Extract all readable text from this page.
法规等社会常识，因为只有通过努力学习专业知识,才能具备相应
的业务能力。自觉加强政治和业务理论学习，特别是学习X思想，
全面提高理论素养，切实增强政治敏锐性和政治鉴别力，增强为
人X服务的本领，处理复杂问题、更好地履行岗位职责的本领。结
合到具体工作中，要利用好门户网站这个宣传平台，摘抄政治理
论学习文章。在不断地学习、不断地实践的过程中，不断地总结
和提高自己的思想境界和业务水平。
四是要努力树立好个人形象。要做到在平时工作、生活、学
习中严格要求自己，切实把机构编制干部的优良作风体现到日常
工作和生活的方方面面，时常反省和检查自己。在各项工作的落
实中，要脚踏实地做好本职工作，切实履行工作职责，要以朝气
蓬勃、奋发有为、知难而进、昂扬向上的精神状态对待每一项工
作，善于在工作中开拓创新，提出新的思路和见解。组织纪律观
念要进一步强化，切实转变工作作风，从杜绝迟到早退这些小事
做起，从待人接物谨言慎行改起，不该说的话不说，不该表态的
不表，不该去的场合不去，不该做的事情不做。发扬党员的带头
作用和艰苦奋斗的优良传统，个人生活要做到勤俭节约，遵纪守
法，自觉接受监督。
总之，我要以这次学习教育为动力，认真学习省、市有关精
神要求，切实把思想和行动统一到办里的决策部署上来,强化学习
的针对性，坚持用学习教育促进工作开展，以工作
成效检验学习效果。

## Set exercise
Output every record above exactly as it appears.

## Solution to the exercise
Extract all readable text from this page.
法规等社会常识，因为只有通过努力学习专业知识,才能具备相应
的业务能力。自觉加强政治和业务理论学习，特别是学习X思想，
全面提高理论素养，切实增强政治敏锐性和政治鉴别力，增强为
人X服务的本领，处理复杂问题、更好地履行岗位职责的本领。结
合到具体工作中，要利用好门户网站这个宣传平台，摘抄政治理
论学习文章。在不断地学习、不断地实践的过程中，不断地总结
和提高自己的思想境界和业务水平。
四是要努力树立好个人形象。要做到在平时工作、生活、学
习中严格要求自己，切实把机构编制干部的优良作风体现到日常
工作和生活的方方面面，时常反省和检查自己。在各项工作的落
实中，要脚踏实地做好本职工作，切实履行工作职责，要以朝气
蓬勃、奋发有为、知难而进、昂扬向上的精神状态对待每一项工
作，善于在工作中开拓创新，提出新的思路和见解。组织纪律观
念要进一步强化，切实转变工作作风，从杜绝迟到早退这些小事
做起，从待人接物谨言慎行改起，不该说的话不说，不该表态的
不表，不该去的场合不去，不该做的事情不做。发扬党员的带头
作用和艰苦奋斗的优良传统，个人生活要做到勤俭节约，遵纪守
法，自觉接受监督。
总之，我要以这次学习教育为动力，认真学习省、市有关精
神要求，切实把思想和行动统一到办里的决策部署上来,强化学习
的针对性，坚持用学习教育促进工作开展，以工作
成效检验学习效果。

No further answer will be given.